• Objetivo do exercício
Reproduza sem alterações, do texto sobre o grupo Vovós Contra a Direita, tudo o que vai de “Entre as fotos” até “útil à sociedade.”.

• Trecho do texto
******************************

Ela sabe do que está falando. Ohnweiler passou a juventude na Romênia neostalinista. Crítica e resistência eram atitudes impensáveis no comunismo, lembra, mas não na Alemanha democrática, felizmente. E assim ela seguiu seu lema quando fundou o grupo Vovós Contra a Direita no Facebook. Desta vez, porém, algo está diferente. Talvez pela primeira vez, sua forte fé na democracia esteja misturada com o medo.

Vovós e vovôs se rebelam

O cenário é a cidade de Nagold, em Baden-Württemberg, num apartamento de três quartos no sexto andar. Da varanda, vê-se a Floresta Negra. Na sala de estar, fora o tique-taque de um relógio, impera o silêncio. Com interiores da década de 1980, o tempo aqui parece ter parado: móveis de carvalho, tapetes com grandes ornamentos, vitrais coloridos nas janelas por onde entra a luz do sol. Nas prateleiras, livros sobre o Holocausto ao lado de coletâneas ilustradas sobre a região da Transilvânia, na Romênia. Nas paredes, há colagens de fotos mostrando seus dois filhos adultos e seus netos, de 5, 8 e 14 anos. “Vovó, eu te amo”, diz um cartão postal.

Entre as fotos de família dispostas numa mesinha, Ohnweiler politizou seu papel de avó. A iniciativa Vovós Contra a Direita, que já existia na Áustria, inspirou o grupo alemão de mesmo nome no Facebook, que hoje conta com mais de 2 mil membros. Em 2019, Ohnweiler fundou uma associação com outras “vovós”: lá também há “vovôs”, que atualmente respondem por cerca de um quinto do movimento.

O sentimento de revolta que move muitos “vovôs” e “vovós” nasceu em Ohnweiler naquele dia de janeiro de 2018. No Twitter, ela havia lido uma postagem de um membro do movimento identitário, de extrema direita. Baseado em Salzburg, o usuário reclamava dos aposentados que protestavam contra o Partido da Liberdade da Áustria (FPÖ), uma sigla populista de direita. Ohnweiler se recorda das palavras usadas: “Quando você já está muito velho para ser útil à sociedade.

******************************

• Dados fornecidos
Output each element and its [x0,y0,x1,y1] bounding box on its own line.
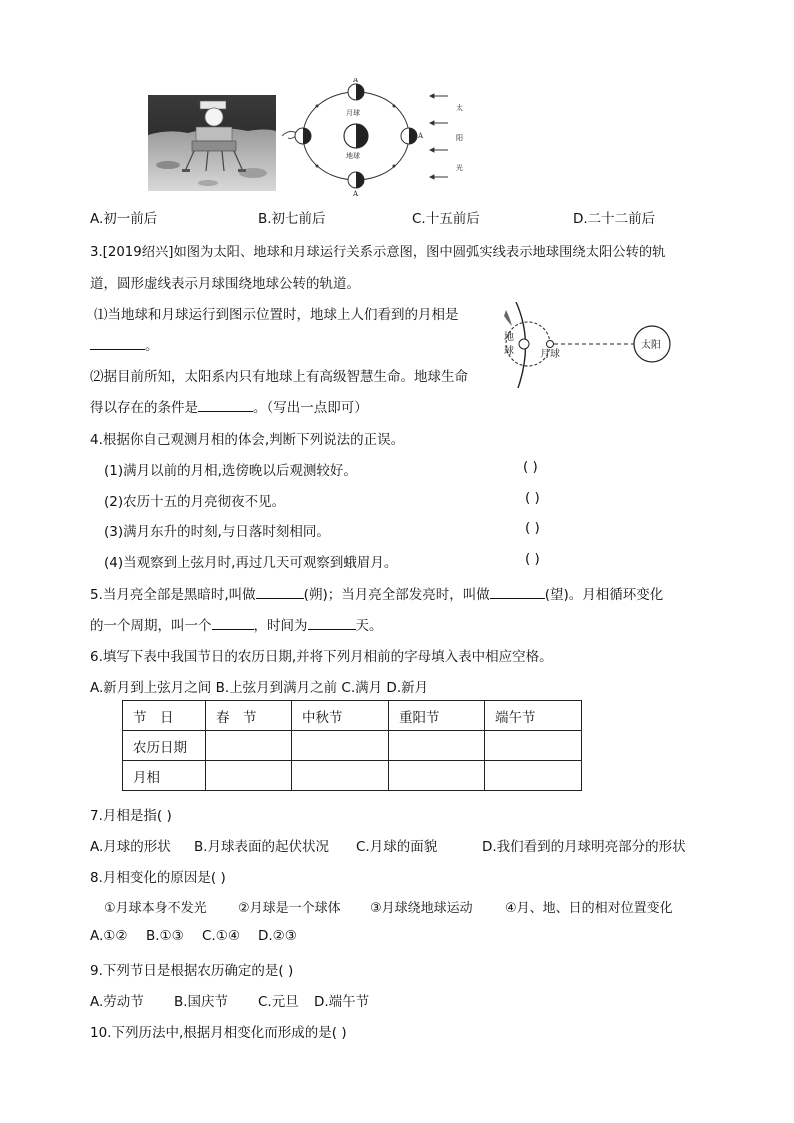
festival-table [122,700,582,791]
q5-line1: 5.当月亮全部是黑暗时,叫做 (朔)；当月亮全部发亮时，叫做 (望)。月相循环变化 [90,583,663,603]
q3-part1-blank[interactable] [90,335,145,350]
q9-option-c: C.元旦 [258,994,299,1010]
q6-stem: 6.填写下表中我国节日的农历日期,并将下列月相前的字母填入表中相应空格。 [90,649,553,665]
table-header-cell: 节 日 [123,701,206,731]
table-row [123,761,582,791]
moon-phase-orbit-diagram [282,78,472,196]
figure-sun-label: 太阳 [641,340,661,351]
table-cell[interactable] [389,761,485,791]
q8-option-c: C.①④ [202,928,240,944]
table-cell[interactable] [292,761,389,791]
diagram-label-a-bottom: A [353,190,359,196]
q4-item-4: (4)当观察到上弦月时,再过几天可观察到蛾眉月。 [104,555,398,571]
sunlight-label-2: 阳 [456,134,463,142]
q5-blank-2[interactable] [490,584,545,599]
q2-option-c: C.十五前后 [412,211,480,227]
q3-part2-suffix: 。（写出一点即可） [253,400,368,416]
table-header-cell: 重阳节 [389,701,485,731]
q2-option-d: D.二十二前后 [573,211,656,227]
table-header-cell: 端午节 [485,701,582,731]
q5-blank-3[interactable] [212,615,254,630]
q6-options: A.新月到上弦月之间 B.上弦月到满月之前 C.满月 D.新月 [90,680,429,696]
sun-earth-moon-figure [494,302,680,388]
q8-statement-4: ④月、地、日的相对位置变化 [505,901,673,916]
table-cell[interactable] [485,761,582,791]
q7-option-a: A.月球的形状 [90,839,171,855]
q7-stem: 7.月相是指( ) [90,808,172,824]
q4-item-1: (1)满月以前的月相,选傍晚以后观测较好。 [104,463,357,479]
q4-item-2: (2)农历十五的月亮彻夜不见。 [104,494,286,510]
diagram-label-a-right: A [418,132,424,140]
q7-option-c: C.月球的面貌 [356,839,438,855]
q3-stem-line2: 道，圆形虚线表示月球围绕地球公转的轨道。 [90,276,360,292]
q3-part2-prefix: 得以存在的条件是 [90,400,198,416]
q5-blank-4[interactable] [308,615,356,630]
q3-part2-line2 [90,396,368,416]
q8-statement-1: ①月球本身不发光 [104,901,207,916]
sunlight-label-1: 太 [456,104,463,112]
q4-stem: 4.根据你自己观测月相的体会,判断下列说法的正误。 [90,432,405,448]
q10-stem: 10.下列历法中,根据月相变化而形成的是( ) [90,1025,347,1041]
diagram-label-earth: 地球 [346,152,360,160]
table-cell[interactable] [485,731,582,761]
q4-item-2-paren[interactable]: ( ) [525,490,540,506]
figure-moon-label: 月球 [540,349,560,360]
q8-option-d: D.②③ [258,928,297,944]
lunar-lander-photo [148,95,276,191]
q3-part2-line1: ⑵据目前所知，太阳系内只有地球上有高级智慧生命。地球生命 [90,369,468,385]
q4-item-3: (3)满月东升的时刻,与日落时刻相同。 [104,524,330,540]
q7-option-d: D.我们看到的月球明亮部分的形状 [482,839,686,855]
q2-option-a: A.初一前后 [90,211,158,227]
q4-item-1-paren[interactable]: ( ) [523,459,538,475]
q2-option-b: B.初七前后 [258,211,326,227]
sunlight-label-3: 光 [456,164,463,172]
q8-option-b: B.①③ [146,928,184,944]
table-cell[interactable] [292,731,389,761]
table-row-label: 月相 [123,761,206,791]
q8-statement-2: ②月球是一个球体 [238,901,341,916]
diagram-label-moon: 月球 [346,109,360,117]
table-row-label: 农历日期 [123,731,206,761]
q9-stem: 9.下列节日是根据农历确定的是( ) [90,963,294,979]
figure-earth-label-1: 地 [504,332,514,343]
table-cell[interactable] [206,731,292,761]
q3-part1-answer-line [90,334,159,354]
q9-option-d: D.端午节 [314,994,370,1010]
q5-line2: 的一个周期，叫一个 ，时间为 天。 [90,614,383,634]
table-row [123,701,582,731]
figure-earth-label-2: 球 [504,346,514,357]
q9-option-b: B.国庆节 [174,994,229,1010]
q8-stem: 8.月相变化的原因是( ) [90,870,226,886]
q3-stem-line1: 3.[2019绍兴]如图为太阳、地球和月球运行关系示意图，图中圆弧实线表示地球围绕太阳公转的轨 [90,245,666,260]
q3-part1-line1: ⑴当地球和月球运行到图示位置时，地球上人们看到的月相是 [94,307,459,323]
diagram-label-a-top: A [353,78,359,84]
q4-item-4-paren[interactable]: ( ) [525,551,540,567]
q8-option-a: A.①② [90,928,128,944]
q9-option-a: A.劳动节 [90,994,144,1010]
table-row [123,731,582,761]
table-cell[interactable] [389,731,485,761]
table-header-cell: 春 节 [206,701,292,731]
table-header-cell: 中秋节 [292,701,389,731]
q3-part2-blank[interactable] [198,397,253,412]
q5-blank-1[interactable] [256,584,304,599]
table-cell[interactable] [206,761,292,791]
q4-item-3-paren[interactable]: ( ) [525,520,540,536]
q8-statement-3: ③月球绕地球运动 [370,901,473,916]
q7-option-b: B.月球表面的起伏状况 [194,839,330,855]
q3-part1-end: 。 [145,338,159,354]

******************************

• Solução completa
Entre as fotos de família dispostas numa mesinha, Ohnweiler politizou seu papel de avó. A iniciativa Vovós Contra a Direita, que já existia na Áustria, inspirou o grupo alemão de mesmo nome no Facebook, que hoje conta com mais de 2 mil membros. Em 2019, Ohnweiler fundou uma associação com outras “vovós”: lá também há “vovôs”, que atualmente respondem por cerca de um quinto do movimento.

O sentimento de revolta que move muitos “vovôs” e “vovós” nasceu em Ohnweiler naquele dia de janeiro de 2018. No Twitter, ela havia lido uma postagem de um membro do movimento identitário, de extrema direita. Baseado em Salzburg, o usuário reclamava dos aposentados que protestavam contra o Partido da Liberdade da Áustria (FPÖ), uma sigla populista de direita. Ohnweiler se recorda das palavras usadas: “Quando você já está muito velho para ser útil à sociedade.